**WHAT THE TASK REQUIRES:**
Retype all the records with nothing changed.

**RAW DATA:**
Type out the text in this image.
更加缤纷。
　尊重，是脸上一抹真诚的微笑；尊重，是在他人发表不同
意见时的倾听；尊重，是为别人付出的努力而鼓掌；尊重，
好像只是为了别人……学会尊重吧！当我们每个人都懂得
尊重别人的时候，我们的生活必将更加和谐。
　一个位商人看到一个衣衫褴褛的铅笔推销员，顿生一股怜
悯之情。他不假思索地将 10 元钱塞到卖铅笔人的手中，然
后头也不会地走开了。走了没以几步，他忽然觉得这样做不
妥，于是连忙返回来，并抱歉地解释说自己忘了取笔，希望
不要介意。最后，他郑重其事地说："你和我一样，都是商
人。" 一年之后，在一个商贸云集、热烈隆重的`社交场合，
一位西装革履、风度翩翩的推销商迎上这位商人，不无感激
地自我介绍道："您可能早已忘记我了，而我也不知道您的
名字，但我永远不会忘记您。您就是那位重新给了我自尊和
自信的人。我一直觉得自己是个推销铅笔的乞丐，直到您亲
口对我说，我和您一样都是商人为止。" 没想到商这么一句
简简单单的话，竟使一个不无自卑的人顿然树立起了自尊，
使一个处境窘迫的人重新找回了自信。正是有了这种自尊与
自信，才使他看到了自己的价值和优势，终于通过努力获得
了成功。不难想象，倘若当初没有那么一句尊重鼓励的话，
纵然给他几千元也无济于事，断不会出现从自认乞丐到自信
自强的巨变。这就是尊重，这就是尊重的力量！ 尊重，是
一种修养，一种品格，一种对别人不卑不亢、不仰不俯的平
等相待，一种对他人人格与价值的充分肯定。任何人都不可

**SOLUTION:**
Type out the text in this image.
更加缤纷。
　尊重，是脸上一抹真诚的微笑；尊重，是在他人发表不同
意见时的倾听；尊重，是为别人付出的努力而鼓掌；尊重，
好像只是为了别人……学会尊重吧！当我们每个人都懂得
尊重别人的时候，我们的生活必将更加和谐。
　一个位商人看到一个衣衫褴褛的铅笔推销员，顿生一股怜
悯之情。他不假思索地将 10 元钱塞到卖铅笔人的手中，然
后头也不会地走开了。走了没以几步，他忽然觉得这样做不
妥，于是连忙返回来，并抱歉地解释说自己忘了取笔，希望
不要介意。最后，他郑重其事地说："你和我一样，都是商
人。" 一年之后，在一个商贸云集、热烈隆重的`社交场合，
一位西装革履、风度翩翩的推销商迎上这位商人，不无感激
地自我介绍道："您可能早已忘记我了，而我也不知道您的
名字，但我永远不会忘记您。您就是那位重新给了我自尊和
自信的人。我一直觉得自己是个推销铅笔的乞丐，直到您亲
口对我说，我和您一样都是商人为止。" 没想到商这么一句
简简单单的话，竟使一个不无自卑的人顿然树立起了自尊，
使一个处境窘迫的人重新找回了自信。正是有了这种自尊与
自信，才使他看到了自己的价值和优势，终于通过努力获得
了成功。不难想象，倘若当初没有那么一句尊重鼓励的话，
纵然给他几千元也无济于事，断不会出现从自认乞丐到自信
自强的巨变。这就是尊重，这就是尊重的力量！ 尊重，是
一种修养，一种品格，一种对别人不卑不亢、不仰不俯的平
等相待，一种对他人人格与价值的充分肯定。任何人都不可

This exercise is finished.